◆ **WHAT YOU NEED TO DO**: Transcribe all of the material exactly.

[Data records]
————————

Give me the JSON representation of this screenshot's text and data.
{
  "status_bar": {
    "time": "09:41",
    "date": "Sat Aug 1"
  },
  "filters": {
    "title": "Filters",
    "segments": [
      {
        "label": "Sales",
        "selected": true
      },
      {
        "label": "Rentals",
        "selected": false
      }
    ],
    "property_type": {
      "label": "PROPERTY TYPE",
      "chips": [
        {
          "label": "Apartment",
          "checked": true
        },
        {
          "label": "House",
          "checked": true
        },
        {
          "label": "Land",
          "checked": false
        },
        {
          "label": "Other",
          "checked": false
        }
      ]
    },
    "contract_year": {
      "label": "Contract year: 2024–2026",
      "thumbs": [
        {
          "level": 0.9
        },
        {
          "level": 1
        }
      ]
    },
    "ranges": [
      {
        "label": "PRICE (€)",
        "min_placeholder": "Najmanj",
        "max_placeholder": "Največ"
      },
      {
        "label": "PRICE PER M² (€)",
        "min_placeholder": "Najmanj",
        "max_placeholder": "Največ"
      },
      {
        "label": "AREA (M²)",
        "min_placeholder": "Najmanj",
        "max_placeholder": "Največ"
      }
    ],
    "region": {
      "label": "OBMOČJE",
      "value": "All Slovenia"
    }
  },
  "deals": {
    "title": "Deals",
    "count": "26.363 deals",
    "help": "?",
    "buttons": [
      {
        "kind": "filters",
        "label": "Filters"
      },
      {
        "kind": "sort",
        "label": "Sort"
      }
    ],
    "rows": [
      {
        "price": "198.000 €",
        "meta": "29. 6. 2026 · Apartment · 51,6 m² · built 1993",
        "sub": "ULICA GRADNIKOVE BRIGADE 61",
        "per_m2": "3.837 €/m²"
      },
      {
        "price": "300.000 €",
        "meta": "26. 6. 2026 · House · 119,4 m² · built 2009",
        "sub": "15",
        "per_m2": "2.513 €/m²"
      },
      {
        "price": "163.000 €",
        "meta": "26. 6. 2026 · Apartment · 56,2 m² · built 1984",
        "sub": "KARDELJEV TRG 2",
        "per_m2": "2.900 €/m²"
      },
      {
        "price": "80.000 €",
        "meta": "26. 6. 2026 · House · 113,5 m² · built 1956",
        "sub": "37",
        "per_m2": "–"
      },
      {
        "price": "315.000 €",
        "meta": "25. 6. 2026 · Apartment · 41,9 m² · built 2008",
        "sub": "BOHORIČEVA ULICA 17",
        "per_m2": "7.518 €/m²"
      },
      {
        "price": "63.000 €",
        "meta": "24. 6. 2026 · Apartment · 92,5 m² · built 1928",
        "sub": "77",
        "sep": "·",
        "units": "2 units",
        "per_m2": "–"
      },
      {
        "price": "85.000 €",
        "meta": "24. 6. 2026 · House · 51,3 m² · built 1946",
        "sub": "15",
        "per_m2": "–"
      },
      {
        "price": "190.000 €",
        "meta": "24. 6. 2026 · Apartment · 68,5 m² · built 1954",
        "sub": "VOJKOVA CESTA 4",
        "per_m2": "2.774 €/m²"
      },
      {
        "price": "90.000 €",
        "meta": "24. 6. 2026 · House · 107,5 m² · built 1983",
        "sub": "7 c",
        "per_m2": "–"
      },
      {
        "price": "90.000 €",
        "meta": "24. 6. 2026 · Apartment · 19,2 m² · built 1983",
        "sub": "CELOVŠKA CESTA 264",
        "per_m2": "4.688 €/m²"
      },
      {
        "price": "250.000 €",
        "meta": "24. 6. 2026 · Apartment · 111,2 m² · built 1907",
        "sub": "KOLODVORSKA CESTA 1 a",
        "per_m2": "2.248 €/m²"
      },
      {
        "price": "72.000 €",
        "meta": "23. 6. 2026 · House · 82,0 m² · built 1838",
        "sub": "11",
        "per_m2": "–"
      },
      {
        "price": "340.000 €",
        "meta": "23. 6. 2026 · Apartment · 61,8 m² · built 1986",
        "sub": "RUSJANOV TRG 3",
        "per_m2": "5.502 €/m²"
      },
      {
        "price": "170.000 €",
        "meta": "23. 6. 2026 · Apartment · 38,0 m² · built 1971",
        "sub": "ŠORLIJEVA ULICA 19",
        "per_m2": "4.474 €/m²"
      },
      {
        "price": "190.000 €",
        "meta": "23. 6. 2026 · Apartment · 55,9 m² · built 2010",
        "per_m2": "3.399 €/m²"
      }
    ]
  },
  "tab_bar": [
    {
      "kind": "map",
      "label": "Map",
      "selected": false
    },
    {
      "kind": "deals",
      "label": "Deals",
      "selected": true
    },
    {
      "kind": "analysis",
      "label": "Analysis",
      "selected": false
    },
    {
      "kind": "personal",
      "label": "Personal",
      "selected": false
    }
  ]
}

————————

◆ **REPLY TO THE EXERCISE**:
Give me the JSON representation of this screenshot's text and data.
{
  "status_bar": {
    "time": "09:41",
    "date": "Sat Aug 1"
  },
  "filters": {
    "title": "Filters",
    "segments": [
      {
        "label": "Sales",
        "selected": true
      },
      {
        "label": "Rentals",
        "selected": false
      }
    ],
    "property_type": {
      "label": "PROPERTY TYPE",
      "chips": [
        {
          "label": "Apartment",
          "checked": true
        },
        {
          "label": "House",
          "checked": true
        },
        {
          "label": "Land",
          "checked": false
        },
        {
          "label": "Other",
          "checked": false
        }
      ]
    },
    "contract_year": {
      "label": "Contract year: 2024–2026",
      "thumbs": [
        {
          "level": 0.9
        },
        {
          "level": 1
        }
      ]
    },
    "ranges": [
      {
        "label": "PRICE (€)",
        "min_placeholder": "Najmanj",
        "max_placeholder": "Največ"
      },
      {
        "label": "PRICE PER M² (€)",
        "min_placeholder": "Najmanj",
        "max_placeholder": "Največ"
      },
      {
        "label": "AREA (M²)",
        "min_placeholder": "Najmanj",
        "max_placeholder": "Največ"
      }
    ],
    "region": {
      "label": "OBMOČJE",
      "value": "All Slovenia"
    }
  },
  "deals": {
    "title": "Deals",
    "count": "26.363 deals",
    "help": "?",
    "buttons": [
      {
        "kind": "filters",
        "label": "Filters"
      },
      {
        "kind": "sort",
        "label": "Sort"
      }
    ],
    "rows": [
      {
        "price": "198.000 €",
        "meta": "29. 6. 2026 · Apartment · 51,6 m² · built 1993",
        "sub": "ULICA GRADNIKOVE BRIGADE 61",
        "per_m2": "3.837 €/m²"
      },
      {
        "price": "300.000 €",
        "meta": "26. 6. 2026 · House · 119,4 m² · built 2009",
        "sub": "15",
        "per_m2": "2.513 €/m²"
      },
      {
        "price": "163.000 €",
        "meta": "26. 6. 2026 · Apartment · 56,2 m² · built 1984",
        "sub": "KARDELJEV TRG 2",
        "per_m2": "2.900 €/m²"
      },
      {
        "price": "80.000 €",
        "meta": "26. 6. 2026 · House · 113,5 m² · built 1956",
        "sub": "37",
        "per_m2": "–"
      },
      {
        "price": "315.000 €",
        "meta": "25. 6. 2026 · Apartment · 41,9 m² · built 2008",
        "sub": "BOHORIČEVA ULICA 17",
        "per_m2": "7.518 €/m²"
      },
      {
        "price": "63.000 €",
        "meta": "24. 6. 2026 · Apartment · 92,5 m² · built 1928",
        "sub": "77",
        "sep": "·",
        "units": "2 units",
        "per_m2": "–"
      },
      {
        "price": "85.000 €",
        "meta": "24. 6. 2026 · House · 51,3 m² · built 1946",
        "sub": "15",
        "per_m2": "–"
      },
      {
        "price": "190.000 €",
        "meta": "24. 6. 2026 · Apartment · 68,5 m² · built 1954",
        "sub": "VOJKOVA CESTA 4",
        "per_m2": "2.774 €/m²"
      },
      {
        "price": "90.000 €",
        "meta": "24. 6. 2026 · House · 107,5 m² · built 1983",
        "sub": "7 c",
        "per_m2": "–"
      },
      {
        "price": "90.000 €",
        "meta": "24. 6. 2026 · Apartment · 19,2 m² · built 1983",
        "sub": "CELOVŠKA CESTA 264",
        "per_m2": "4.688 €/m²"
      },
      {
        "price": "250.000 €",
        "meta": "24. 6. 2026 · Apartment · 111,2 m² · built 1907",
        "sub": "KOLODVORSKA CESTA 1 a",
        "per_m2": "2.248 €/m²"
      },
      {
        "price": "72.000 €",
        "meta": "23. 6. 2026 · House · 82,0 m² · built 1838",
        "sub": "11",
        "per_m2": "–"
      },
      {
        "price": "340.000 €",
        "meta": "23. 6. 2026 · Apartment · 61,8 m² · built 1986",
        "sub": "RUSJANOV TRG 3",
        "per_m2": "5.502 €/m²"
      },
      {
        "price": "170.000 €",
        "meta": "23. 6. 2026 · Apartment · 38,0 m² · built 1971",
        "sub": "ŠORLIJEVA ULICA 19",
        "per_m2": "4.474 €/m²"
      },
      {
        "price": "190.000 €",
        "meta": "23. 6. 2026 · Apartment · 55,9 m² · built 2010",
        "per_m2": "3.399 €/m²"
      }
    ]
  },
  "tab_bar": [
    {
      "kind": "map",
      "label": "Map",
      "selected": false
    },
    {
      "kind": "deals",
      "label": "Deals",
      "selected": true
    },
    {
      "kind": "analysis",
      "label": "Analysis",
      "selected": false
    },
    {
      "kind": "personal",
      "label": "Personal",
      "selected": false
    }
  ]
}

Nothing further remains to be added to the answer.